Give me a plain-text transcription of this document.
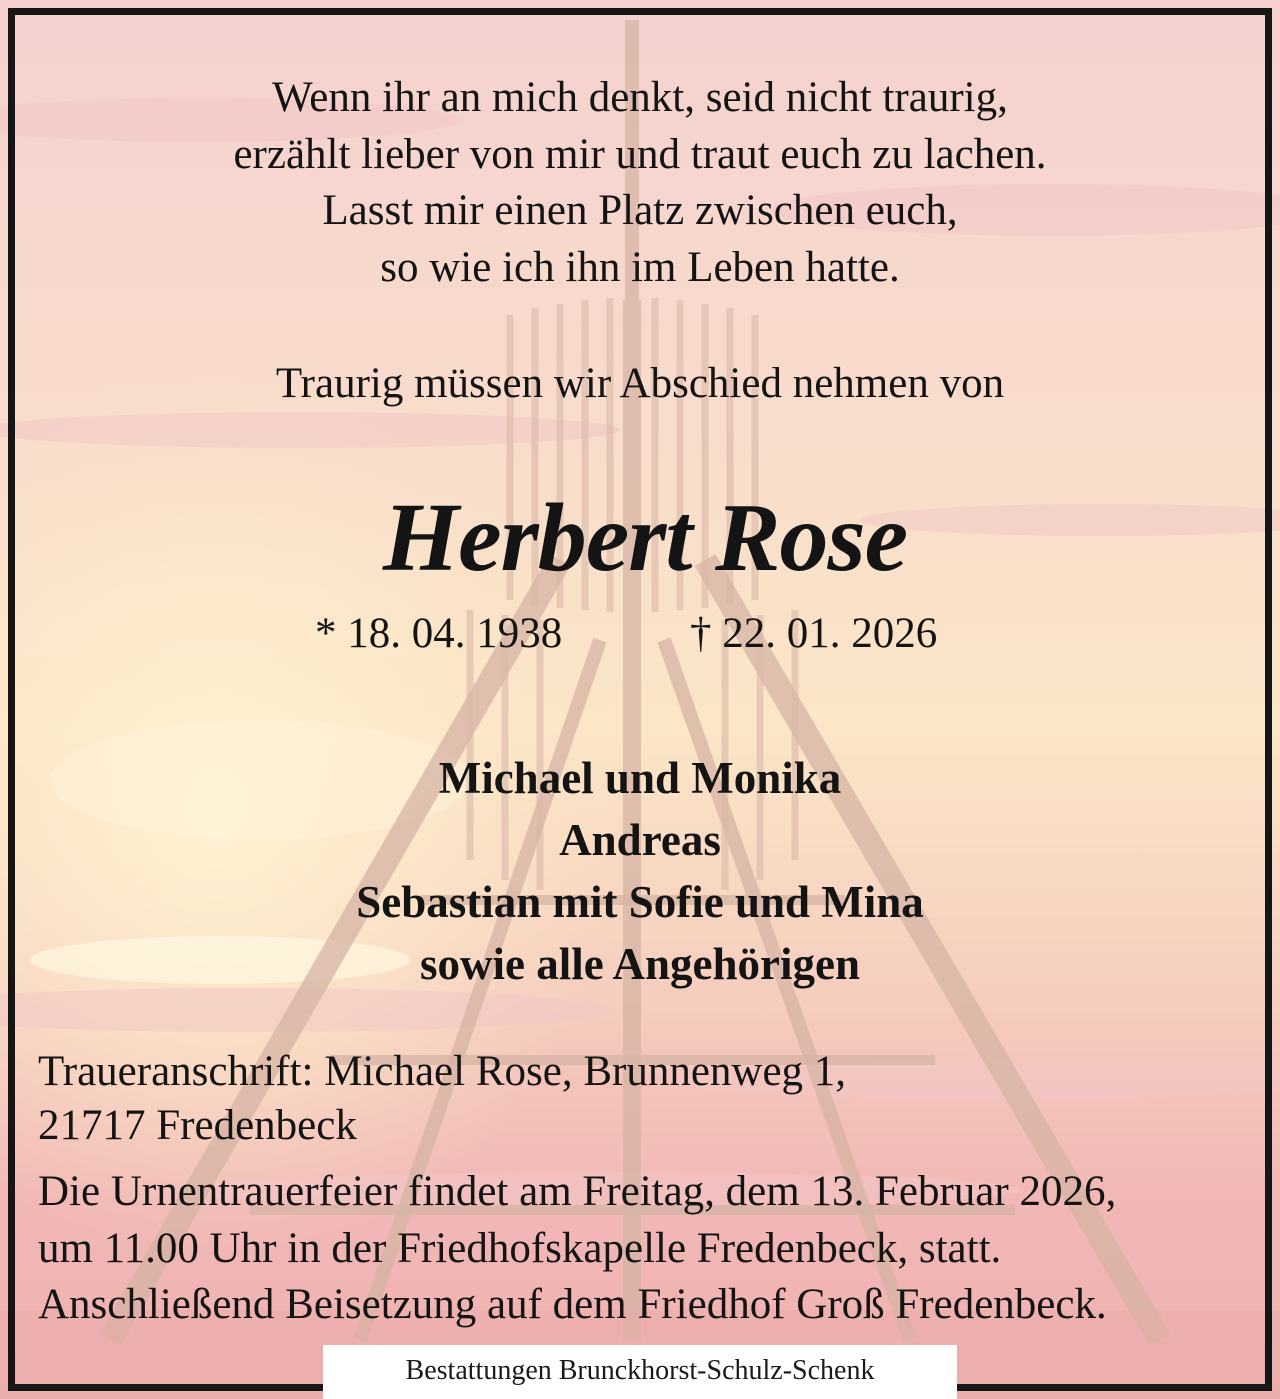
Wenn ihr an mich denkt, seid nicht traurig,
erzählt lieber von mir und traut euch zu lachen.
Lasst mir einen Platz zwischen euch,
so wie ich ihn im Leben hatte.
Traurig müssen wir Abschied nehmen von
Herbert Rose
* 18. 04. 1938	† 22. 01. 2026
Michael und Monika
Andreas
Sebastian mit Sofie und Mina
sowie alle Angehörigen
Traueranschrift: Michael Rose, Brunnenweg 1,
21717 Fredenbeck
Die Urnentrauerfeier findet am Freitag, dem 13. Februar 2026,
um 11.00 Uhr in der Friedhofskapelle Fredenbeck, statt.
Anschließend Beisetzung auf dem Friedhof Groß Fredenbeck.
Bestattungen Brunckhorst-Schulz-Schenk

* * *

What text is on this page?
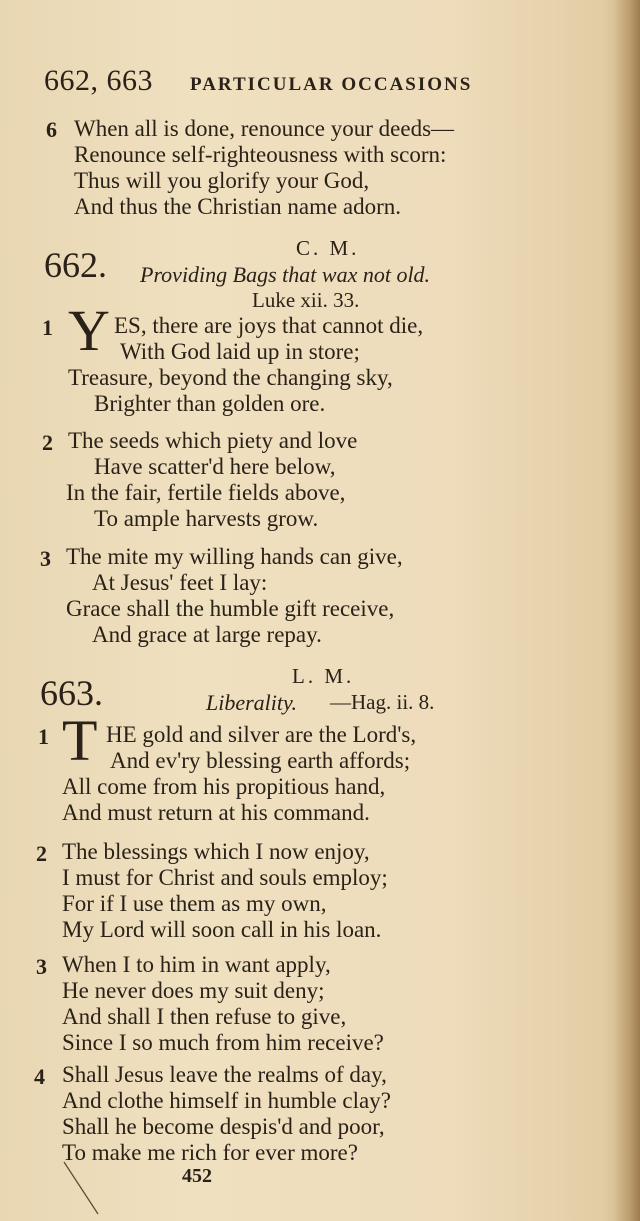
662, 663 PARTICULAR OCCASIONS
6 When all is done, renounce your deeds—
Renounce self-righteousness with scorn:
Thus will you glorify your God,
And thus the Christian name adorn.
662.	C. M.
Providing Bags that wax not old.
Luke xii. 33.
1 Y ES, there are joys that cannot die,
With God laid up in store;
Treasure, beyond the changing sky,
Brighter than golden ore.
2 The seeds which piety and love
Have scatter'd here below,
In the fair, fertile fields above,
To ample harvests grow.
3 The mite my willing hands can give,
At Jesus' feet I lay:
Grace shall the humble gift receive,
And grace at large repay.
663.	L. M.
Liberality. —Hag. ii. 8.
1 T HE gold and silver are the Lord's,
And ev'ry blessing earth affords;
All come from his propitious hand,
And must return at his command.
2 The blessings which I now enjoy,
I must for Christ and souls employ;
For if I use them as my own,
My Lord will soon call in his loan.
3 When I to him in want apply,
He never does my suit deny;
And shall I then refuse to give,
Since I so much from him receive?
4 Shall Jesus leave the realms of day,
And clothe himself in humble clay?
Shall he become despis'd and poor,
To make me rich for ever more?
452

:: The task ::
Find the number of lines in which the word "Michael" occurs, and write nothing but that number.

:: Full response ::
2